Data entries for graphics

────

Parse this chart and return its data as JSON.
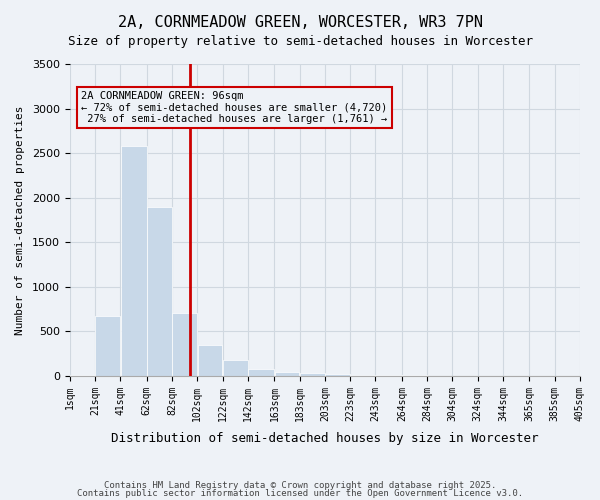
{
  "title_line1": "2A, CORNMEADOW GREEN, WORCESTER, WR3 7PN",
  "title_line2": "Size of property relative to semi-detached houses in Worcester",
  "xlabel": "Distribution of semi-detached houses by size in Worcester",
  "ylabel": "Number of semi-detached properties",
  "property_size": 96,
  "property_label": "2A CORNMEADOW GREEN: 96sqm",
  "pct_smaller": 72,
  "count_smaller": 4720,
  "pct_larger": 27,
  "count_larger": 1761,
  "bin_edges": [
    1,
    21,
    41,
    62,
    82,
    102,
    122,
    142,
    163,
    183,
    203,
    223,
    243,
    264,
    284,
    304,
    324,
    344,
    365,
    385,
    405
  ],
  "bar_heights": [
    5,
    670,
    2580,
    1900,
    710,
    350,
    175,
    80,
    45,
    30,
    20,
    12,
    8,
    5,
    3,
    2,
    1,
    1,
    0,
    0
  ],
  "bar_color_left": "#c8d8e8",
  "bar_color_right": "#c8d8e8",
  "marker_color": "#cc0000",
  "annotation_box_color": "#cc0000",
  "grid_color": "#d0d8e0",
  "background_color": "#eef2f7",
  "ylim": [
    0,
    3500
  ],
  "yticks": [
    0,
    500,
    1000,
    1500,
    2000,
    2500,
    3000,
    3500
  ],
  "footnote_line1": "Contains HM Land Registry data © Crown copyright and database right 2025.",
  "footnote_line2": "Contains public sector information licensed under the Open Government Licence v3.0."
}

────

* STATED GOAL
Determine how many lines include the string "semi". Give no answer but the number.

* WORKED SOLUTION
3